* Input data
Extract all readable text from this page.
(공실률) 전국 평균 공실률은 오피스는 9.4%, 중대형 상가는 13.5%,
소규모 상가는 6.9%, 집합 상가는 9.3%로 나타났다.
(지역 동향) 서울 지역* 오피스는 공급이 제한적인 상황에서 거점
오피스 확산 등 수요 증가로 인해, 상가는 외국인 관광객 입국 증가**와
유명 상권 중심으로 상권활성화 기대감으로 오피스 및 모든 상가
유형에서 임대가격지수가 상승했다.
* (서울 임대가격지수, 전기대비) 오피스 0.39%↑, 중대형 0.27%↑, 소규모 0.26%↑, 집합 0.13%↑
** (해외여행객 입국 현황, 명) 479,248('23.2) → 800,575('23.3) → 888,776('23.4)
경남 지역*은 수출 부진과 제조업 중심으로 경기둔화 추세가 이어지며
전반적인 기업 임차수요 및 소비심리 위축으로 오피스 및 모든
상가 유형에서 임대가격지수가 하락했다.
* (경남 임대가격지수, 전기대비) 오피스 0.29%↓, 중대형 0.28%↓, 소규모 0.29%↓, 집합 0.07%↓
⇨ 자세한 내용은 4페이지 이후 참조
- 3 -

* Task prompt
Retype the material above, line by line, exactly.

* Output of the exercise
Extract all readable text from this page.
(공실률) 전국 평균 공실률은 오피스는 9.4%, 중대형 상가는 13.5%,
소규모 상가는 6.9%, 집합 상가는 9.3%로 나타났다.
(지역 동향) 서울 지역* 오피스는 공급이 제한적인 상황에서 거점
오피스 확산 등 수요 증가로 인해, 상가는 외국인 관광객 입국 증가**와
유명 상권 중심으로 상권활성화 기대감으로 오피스 및 모든 상가
유형에서 임대가격지수가 상승했다.
* (서울 임대가격지수, 전기대비) 오피스 0.39%↑, 중대형 0.27%↑, 소규모 0.26%↑, 집합 0.13%↑
** (해외여행객 입국 현황, 명) 479,248('23.2) → 800,575('23.3) → 888,776('23.4)
경남 지역*은 수출 부진과 제조업 중심으로 경기둔화 추세가 이어지며
전반적인 기업 임차수요 및 소비심리 위축으로 오피스 및 모든
상가 유형에서 임대가격지수가 하락했다.
* (경남 임대가격지수, 전기대비) 오피스 0.29%↓, 중대형 0.28%↓, 소규모 0.29%↓, 집합 0.07%↓
⇨ 자세한 내용은 4페이지 이후 참조
- 3 -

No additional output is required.